[Items from a data source]
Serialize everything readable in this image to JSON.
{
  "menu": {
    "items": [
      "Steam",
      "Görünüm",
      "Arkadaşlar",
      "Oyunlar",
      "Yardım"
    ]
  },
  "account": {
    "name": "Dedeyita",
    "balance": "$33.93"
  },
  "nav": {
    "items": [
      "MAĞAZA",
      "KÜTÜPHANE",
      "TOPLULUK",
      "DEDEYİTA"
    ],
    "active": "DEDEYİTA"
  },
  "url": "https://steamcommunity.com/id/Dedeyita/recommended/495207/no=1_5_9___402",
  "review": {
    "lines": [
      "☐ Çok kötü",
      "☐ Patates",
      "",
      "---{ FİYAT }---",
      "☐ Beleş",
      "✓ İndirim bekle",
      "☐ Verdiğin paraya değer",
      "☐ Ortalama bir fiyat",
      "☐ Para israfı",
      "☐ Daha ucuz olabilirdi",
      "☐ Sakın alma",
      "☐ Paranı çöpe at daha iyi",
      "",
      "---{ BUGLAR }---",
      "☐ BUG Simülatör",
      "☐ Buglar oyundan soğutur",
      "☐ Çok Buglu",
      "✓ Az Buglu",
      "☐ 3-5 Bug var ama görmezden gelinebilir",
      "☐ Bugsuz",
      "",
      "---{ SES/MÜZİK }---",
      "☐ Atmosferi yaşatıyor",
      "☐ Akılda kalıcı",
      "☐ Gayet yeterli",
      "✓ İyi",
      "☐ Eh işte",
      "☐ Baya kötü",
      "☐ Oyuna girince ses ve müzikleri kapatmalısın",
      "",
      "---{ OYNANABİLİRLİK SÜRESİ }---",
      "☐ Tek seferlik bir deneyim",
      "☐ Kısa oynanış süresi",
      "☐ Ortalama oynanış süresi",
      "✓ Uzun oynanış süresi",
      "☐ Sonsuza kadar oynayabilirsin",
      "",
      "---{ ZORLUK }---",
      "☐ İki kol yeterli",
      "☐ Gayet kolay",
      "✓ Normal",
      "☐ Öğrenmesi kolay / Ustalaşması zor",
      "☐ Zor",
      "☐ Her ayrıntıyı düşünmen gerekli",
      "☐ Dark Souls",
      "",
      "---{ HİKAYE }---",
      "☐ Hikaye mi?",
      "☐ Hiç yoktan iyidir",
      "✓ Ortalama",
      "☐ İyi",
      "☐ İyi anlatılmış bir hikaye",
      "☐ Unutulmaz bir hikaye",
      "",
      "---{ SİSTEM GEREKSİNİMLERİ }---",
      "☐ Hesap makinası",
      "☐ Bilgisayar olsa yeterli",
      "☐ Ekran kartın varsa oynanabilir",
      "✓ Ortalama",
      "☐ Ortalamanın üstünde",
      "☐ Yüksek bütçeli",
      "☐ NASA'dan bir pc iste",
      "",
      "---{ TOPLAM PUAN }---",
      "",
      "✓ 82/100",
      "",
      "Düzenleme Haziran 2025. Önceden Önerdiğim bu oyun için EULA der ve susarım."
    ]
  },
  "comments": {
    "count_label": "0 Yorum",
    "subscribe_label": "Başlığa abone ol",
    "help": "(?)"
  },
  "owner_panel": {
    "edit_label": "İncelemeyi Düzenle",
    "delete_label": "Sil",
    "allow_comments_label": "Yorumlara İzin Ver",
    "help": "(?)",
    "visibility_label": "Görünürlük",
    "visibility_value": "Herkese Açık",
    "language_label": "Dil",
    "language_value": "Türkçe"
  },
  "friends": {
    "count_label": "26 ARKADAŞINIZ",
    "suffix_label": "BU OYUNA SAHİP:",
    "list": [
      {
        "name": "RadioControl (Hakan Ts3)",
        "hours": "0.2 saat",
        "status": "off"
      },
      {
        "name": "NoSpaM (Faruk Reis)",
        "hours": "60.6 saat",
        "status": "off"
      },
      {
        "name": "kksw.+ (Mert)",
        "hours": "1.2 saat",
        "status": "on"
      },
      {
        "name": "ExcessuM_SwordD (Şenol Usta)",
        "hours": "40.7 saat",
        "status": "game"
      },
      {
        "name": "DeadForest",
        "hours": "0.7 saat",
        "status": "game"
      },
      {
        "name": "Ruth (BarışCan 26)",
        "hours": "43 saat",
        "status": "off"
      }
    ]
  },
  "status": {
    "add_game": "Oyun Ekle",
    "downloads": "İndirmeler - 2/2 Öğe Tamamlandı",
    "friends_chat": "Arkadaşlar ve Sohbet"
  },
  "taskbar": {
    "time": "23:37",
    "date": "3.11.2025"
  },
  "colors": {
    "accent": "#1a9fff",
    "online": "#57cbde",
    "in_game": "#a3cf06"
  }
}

▶ [Problem requirements]:
Word for word, quote all of the data above.

▶ [Worked solution]:
Serialize everything readable in this image to JSON.
{
  "menu": {
    "items": [
      "Steam",
      "Görünüm",
      "Arkadaşlar",
      "Oyunlar",
      "Yardım"
    ]
  },
  "account": {
    "name": "Dedeyita",
    "balance": "$33.93"
  },
  "nav": {
    "items": [
      "MAĞAZA",
      "KÜTÜPHANE",
      "TOPLULUK",
      "DEDEYİTA"
    ],
    "active": "DEDEYİTA"
  },
  "url": "https://steamcommunity.com/id/Dedeyita/recommended/495207/no=1_5_9___402",
  "review": {
    "lines": [
      "☐ Çok kötü",
      "☐ Patates",
      "",
      "---{ FİYAT }---",
      "☐ Beleş",
      "✓ İndirim bekle",
      "☐ Verdiğin paraya değer",
      "☐ Ortalama bir fiyat",
      "☐ Para israfı",
      "☐ Daha ucuz olabilirdi",
      "☐ Sakın alma",
      "☐ Paranı çöpe at daha iyi",
      "",
      "---{ BUGLAR }---",
      "☐ BUG Simülatör",
      "☐ Buglar oyundan soğutur",
      "☐ Çok Buglu",
      "✓ Az Buglu",
      "☐ 3-5 Bug var ama görmezden gelinebilir",
      "☐ Bugsuz",
      "",
      "---{ SES/MÜZİK }---",
      "☐ Atmosferi yaşatıyor",
      "☐ Akılda kalıcı",
      "☐ Gayet yeterli",
      "✓ İyi",
      "☐ Eh işte",
      "☐ Baya kötü",
      "☐ Oyuna girince ses ve müzikleri kapatmalısın",
      "",
      "---{ OYNANABİLİRLİK SÜRESİ }---",
      "☐ Tek seferlik bir deneyim",
      "☐ Kısa oynanış süresi",
      "☐ Ortalama oynanış süresi",
      "✓ Uzun oynanış süresi",
      "☐ Sonsuza kadar oynayabilirsin",
      "",
      "---{ ZORLUK }---",
      "☐ İki kol yeterli",
      "☐ Gayet kolay",
      "✓ Normal",
      "☐ Öğrenmesi kolay / Ustalaşması zor",
      "☐ Zor",
      "☐ Her ayrıntıyı düşünmen gerekli",
      "☐ Dark Souls",
      "",
      "---{ HİKAYE }---",
      "☐ Hikaye mi?",
      "☐ Hiç yoktan iyidir",
      "✓ Ortalama",
      "☐ İyi",
      "☐ İyi anlatılmış bir hikaye",
      "☐ Unutulmaz bir hikaye",
      "",
      "---{ SİSTEM GEREKSİNİMLERİ }---",
      "☐ Hesap makinası",
      "☐ Bilgisayar olsa yeterli",
      "☐ Ekran kartın varsa oynanabilir",
      "✓ Ortalama",
      "☐ Ortalamanın üstünde",
      "☐ Yüksek bütçeli",
      "☐ NASA'dan bir pc iste",
      "",
      "---{ TOPLAM PUAN }---",
      "",
      "✓ 82/100",
      "",
      "Düzenleme Haziran 2025. Önceden Önerdiğim bu oyun için EULA der ve susarım."
    ]
  },
  "comments": {
    "count_label": "0 Yorum",
    "subscribe_label": "Başlığa abone ol",
    "help": "(?)"
  },
  "owner_panel": {
    "edit_label": "İncelemeyi Düzenle",
    "delete_label": "Sil",
    "allow_comments_label": "Yorumlara İzin Ver",
    "help": "(?)",
    "visibility_label": "Görünürlük",
    "visibility_value": "Herkese Açık",
    "language_label": "Dil",
    "language_value": "Türkçe"
  },
  "friends": {
    "count_label": "26 ARKADAŞINIZ",
    "suffix_label": "BU OYUNA SAHİP:",
    "list": [
      {
        "name": "RadioControl (Hakan Ts3)",
        "hours": "0.2 saat",
        "status": "off"
      },
      {
        "name": "NoSpaM (Faruk Reis)",
        "hours": "60.6 saat",
        "status": "off"
      },
      {
        "name": "kksw.+ (Mert)",
        "hours": "1.2 saat",
        "status": "on"
      },
      {
        "name": "ExcessuM_SwordD (Şenol Usta)",
        "hours": "40.7 saat",
        "status": "game"
      },
      {
        "name": "DeadForest",
        "hours": "0.7 saat",
        "status": "game"
      },
      {
        "name": "Ruth (BarışCan 26)",
        "hours": "43 saat",
        "status": "off"
      }
    ]
  },
  "status": {
    "add_game": "Oyun Ekle",
    "downloads": "İndirmeler - 2/2 Öğe Tamamlandı",
    "friends_chat": "Arkadaşlar ve Sohbet"
  },
  "taskbar": {
    "time": "23:37",
    "date": "3.11.2025"
  },
  "colors": {
    "accent": "#1a9fff",
    "online": "#57cbde",
    "in_game": "#a3cf06"
  }
}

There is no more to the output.